Problem description:
Say the number of lines containing the string "text", and say nothing else.

[Records from a collection of figures]

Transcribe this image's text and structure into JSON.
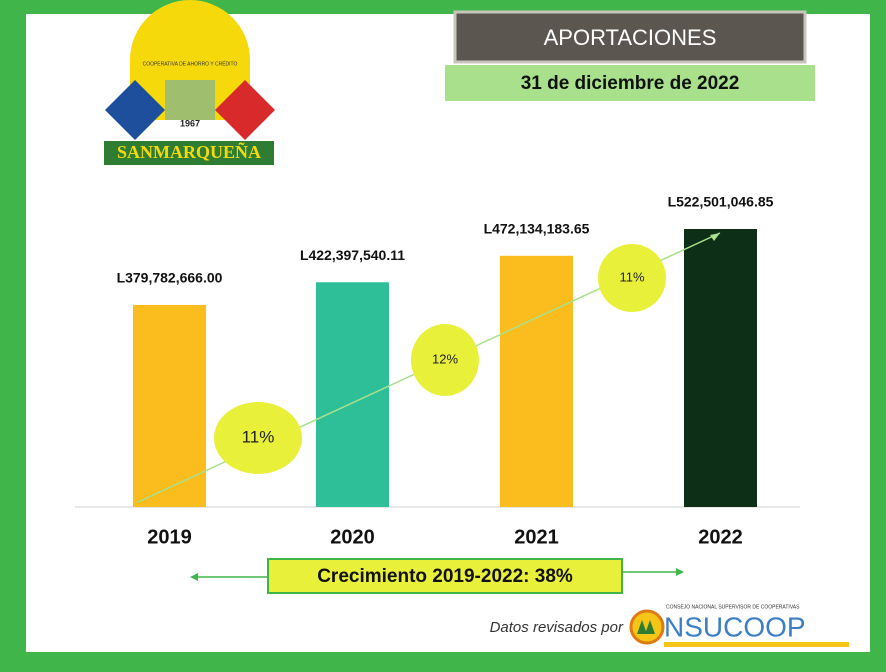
{
  "header": {
    "title": "APORTACIONES",
    "date": "31 de diciembre de 2022"
  },
  "logo": {
    "name": "SANMARQUEÑA",
    "year": "1967",
    "motto": "COOPERATIVA DE AHORRO Y CRÉDITO"
  },
  "chart_data": {
    "type": "bar",
    "categories": [
      "2019",
      "2020",
      "2021",
      "2022"
    ],
    "values": [
      379782666.0,
      422397540.11,
      472134183.65,
      522501046.85
    ],
    "value_labels": [
      "L379,782,666.00",
      "L422,397,540.11",
      "L472,134,183.65",
      "L522,501,046.85"
    ],
    "colors": [
      "#fbbc1d",
      "#2fbf98",
      "#fbbc1d",
      "#0d2e17"
    ],
    "annotations": [
      "11%",
      "12%",
      "11%"
    ],
    "footer": "Crecimiento 2019-2022: 38%"
  },
  "source": {
    "text": "Datos revisados por",
    "org": "NSUCOOP",
    "org_full": "CONSEJO NACIONAL SUPERVISOR DE COOPERATIVAS"
  }
}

Response to the exercise:
2